-- Start of EXCERPTED DATA --

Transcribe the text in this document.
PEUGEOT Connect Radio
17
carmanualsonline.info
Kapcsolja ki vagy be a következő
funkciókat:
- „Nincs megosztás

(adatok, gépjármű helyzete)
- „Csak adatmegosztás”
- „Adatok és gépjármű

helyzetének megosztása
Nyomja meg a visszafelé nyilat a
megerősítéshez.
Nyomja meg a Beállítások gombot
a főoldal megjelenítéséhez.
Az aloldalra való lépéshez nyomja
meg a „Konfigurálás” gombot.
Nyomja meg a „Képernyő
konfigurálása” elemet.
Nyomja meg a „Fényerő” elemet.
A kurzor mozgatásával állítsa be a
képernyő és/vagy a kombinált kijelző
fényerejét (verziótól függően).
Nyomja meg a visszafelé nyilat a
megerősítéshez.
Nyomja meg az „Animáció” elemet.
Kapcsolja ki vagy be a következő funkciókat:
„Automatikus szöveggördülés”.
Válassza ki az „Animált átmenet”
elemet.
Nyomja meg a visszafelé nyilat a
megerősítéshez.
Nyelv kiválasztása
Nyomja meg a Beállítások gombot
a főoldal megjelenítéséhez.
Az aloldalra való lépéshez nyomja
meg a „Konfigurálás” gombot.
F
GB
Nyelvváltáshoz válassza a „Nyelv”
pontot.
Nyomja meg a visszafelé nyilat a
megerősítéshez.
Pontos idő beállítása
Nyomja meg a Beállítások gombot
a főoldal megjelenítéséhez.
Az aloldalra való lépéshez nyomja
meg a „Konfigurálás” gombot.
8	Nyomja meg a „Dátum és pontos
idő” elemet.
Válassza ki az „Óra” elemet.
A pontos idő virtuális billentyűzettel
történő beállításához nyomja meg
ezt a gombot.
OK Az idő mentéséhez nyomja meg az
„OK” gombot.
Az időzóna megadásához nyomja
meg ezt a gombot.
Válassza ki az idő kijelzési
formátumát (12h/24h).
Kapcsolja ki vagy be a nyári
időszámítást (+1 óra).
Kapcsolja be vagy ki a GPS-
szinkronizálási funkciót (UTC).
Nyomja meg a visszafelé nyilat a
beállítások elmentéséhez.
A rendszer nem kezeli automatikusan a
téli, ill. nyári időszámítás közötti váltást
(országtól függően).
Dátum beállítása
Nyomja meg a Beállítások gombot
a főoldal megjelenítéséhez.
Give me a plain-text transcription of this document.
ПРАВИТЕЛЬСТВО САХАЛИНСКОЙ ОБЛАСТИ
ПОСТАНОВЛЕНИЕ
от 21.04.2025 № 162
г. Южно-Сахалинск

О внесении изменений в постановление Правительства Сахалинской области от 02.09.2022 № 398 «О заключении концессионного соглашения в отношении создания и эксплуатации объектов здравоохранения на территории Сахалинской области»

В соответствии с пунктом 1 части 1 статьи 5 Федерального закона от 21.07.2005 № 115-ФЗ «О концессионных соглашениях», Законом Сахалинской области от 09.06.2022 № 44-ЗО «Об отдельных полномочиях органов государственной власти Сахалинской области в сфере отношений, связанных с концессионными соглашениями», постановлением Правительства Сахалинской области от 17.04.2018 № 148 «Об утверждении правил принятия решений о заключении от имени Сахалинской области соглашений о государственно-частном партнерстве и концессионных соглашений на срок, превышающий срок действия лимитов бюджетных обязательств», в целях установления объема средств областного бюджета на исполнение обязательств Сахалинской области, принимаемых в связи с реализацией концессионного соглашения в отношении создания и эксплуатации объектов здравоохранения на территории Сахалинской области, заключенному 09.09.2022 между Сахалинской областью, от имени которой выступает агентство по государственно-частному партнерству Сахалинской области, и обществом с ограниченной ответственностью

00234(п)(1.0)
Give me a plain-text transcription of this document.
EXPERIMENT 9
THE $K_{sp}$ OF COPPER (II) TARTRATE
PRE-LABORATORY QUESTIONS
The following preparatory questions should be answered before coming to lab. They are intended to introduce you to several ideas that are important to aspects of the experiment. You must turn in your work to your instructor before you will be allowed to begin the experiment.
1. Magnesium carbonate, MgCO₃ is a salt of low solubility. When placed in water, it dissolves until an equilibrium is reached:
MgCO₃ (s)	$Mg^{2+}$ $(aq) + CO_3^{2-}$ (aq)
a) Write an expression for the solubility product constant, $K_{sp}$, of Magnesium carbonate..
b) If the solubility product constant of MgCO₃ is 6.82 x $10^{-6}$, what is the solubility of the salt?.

-- End of EXCERPTED DATA --

Your task is to reproduce all of the records exactly.

* _RESULT_
Transcribe the text in this document.
PEUGEOT Connect Radio
17
carmanualsonline.info
Kapcsolja ki vagy be a következő
funkciókat:
- „Nincs megosztás

(adatok, gépjármű helyzete)
- „Csak adatmegosztás”
- „Adatok és gépjármű

helyzetének megosztása
Nyomja meg a visszafelé nyilat a
megerősítéshez.
Nyomja meg a Beállítások gombot
a főoldal megjelenítéséhez.
Az aloldalra való lépéshez nyomja
meg a „Konfigurálás” gombot.
Nyomja meg a „Képernyő
konfigurálása” elemet.
Nyomja meg a „Fényerő” elemet.
A kurzor mozgatásával állítsa be a
képernyő és/vagy a kombinált kijelző
fényerejét (verziótól függően).
Nyomja meg a visszafelé nyilat a
megerősítéshez.
Nyomja meg az „Animáció” elemet.
Kapcsolja ki vagy be a következő funkciókat:
„Automatikus szöveggördülés”.
Válassza ki az „Animált átmenet”
elemet.
Nyomja meg a visszafelé nyilat a
megerősítéshez.
Nyelv kiválasztása
Nyomja meg a Beállítások gombot
a főoldal megjelenítéséhez.
Az aloldalra való lépéshez nyomja
meg a „Konfigurálás” gombot.
F
GB
Nyelvváltáshoz válassza a „Nyelv”
pontot.
Nyomja meg a visszafelé nyilat a
megerősítéshez.
Pontos idő beállítása
Nyomja meg a Beállítások gombot
a főoldal megjelenítéséhez.
Az aloldalra való lépéshez nyomja
meg a „Konfigurálás” gombot.
8	Nyomja meg a „Dátum és pontos
idő” elemet.
Válassza ki az „Óra” elemet.
A pontos idő virtuális billentyűzettel
történő beállításához nyomja meg
ezt a gombot.
OK Az idő mentéséhez nyomja meg az
„OK” gombot.
Az időzóna megadásához nyomja
meg ezt a gombot.
Válassza ki az idő kijelzési
formátumát (12h/24h).
Kapcsolja ki vagy be a nyári
időszámítást (+1 óra).
Kapcsolja be vagy ki a GPS-
szinkronizálási funkciót (UTC).
Nyomja meg a visszafelé nyilat a
beállítások elmentéséhez.
A rendszer nem kezeli automatikusan a
téli, ill. nyári időszámítás közötti váltást
(országtól függően).
Dátum beállítása
Nyomja meg a Beállítások gombot
a főoldal megjelenítéséhez.
Give me a plain-text transcription of this document.
ПРАВИТЕЛЬСТВО САХАЛИНСКОЙ ОБЛАСТИ
ПОСТАНОВЛЕНИЕ
от 21.04.2025 № 162
г. Южно-Сахалинск

О внесении изменений в постановление Правительства Сахалинской области от 02.09.2022 № 398 «О заключении концессионного соглашения в отношении создания и эксплуатации объектов здравоохранения на территории Сахалинской области»

В соответствии с пунктом 1 части 1 статьи 5 Федерального закона от 21.07.2005 № 115-ФЗ «О концессионных соглашениях», Законом Сахалинской области от 09.06.2022 № 44-ЗО «Об отдельных полномочиях органов государственной власти Сахалинской области в сфере отношений, связанных с концессионными соглашениями», постановлением Правительства Сахалинской области от 17.04.2018 № 148 «Об утверждении правил принятия решений о заключении от имени Сахалинской области соглашений о государственно-частном партнерстве и концессионных соглашений на срок, превышающий срок действия лимитов бюджетных обязательств», в целях установления объема средств областного бюджета на исполнение обязательств Сахалинской области, принимаемых в связи с реализацией концессионного соглашения в отношении создания и эксплуатации объектов здравоохранения на территории Сахалинской области, заключенному 09.09.2022 между Сахалинской областью, от имени которой выступает агентство по государственно-частному партнерству Сахалинской области, и обществом с ограниченной ответственностью

00234(п)(1.0)
Give me a plain-text transcription of this document.
EXPERIMENT 9
THE $K_{sp}$ OF COPPER (II) TARTRATE
PRE-LABORATORY QUESTIONS
The following preparatory questions should be answered before coming to lab. They are intended to introduce you to several ideas that are important to aspects of the experiment. You must turn in your work to your instructor before you will be allowed to begin the experiment.
1. Magnesium carbonate, MgCO₃ is a salt of low solubility. When placed in water, it dissolves until an equilibrium is reached:
MgCO₃ (s)	$Mg^{2+}$ $(aq) + CO_3^{2-}$ (aq)
a) Write an expression for the solubility product constant, $K_{sp}$, of Magnesium carbonate..
b) If the solubility product constant of MgCO₃ is 6.82 x $10^{-6}$, what is the solubility of the salt?.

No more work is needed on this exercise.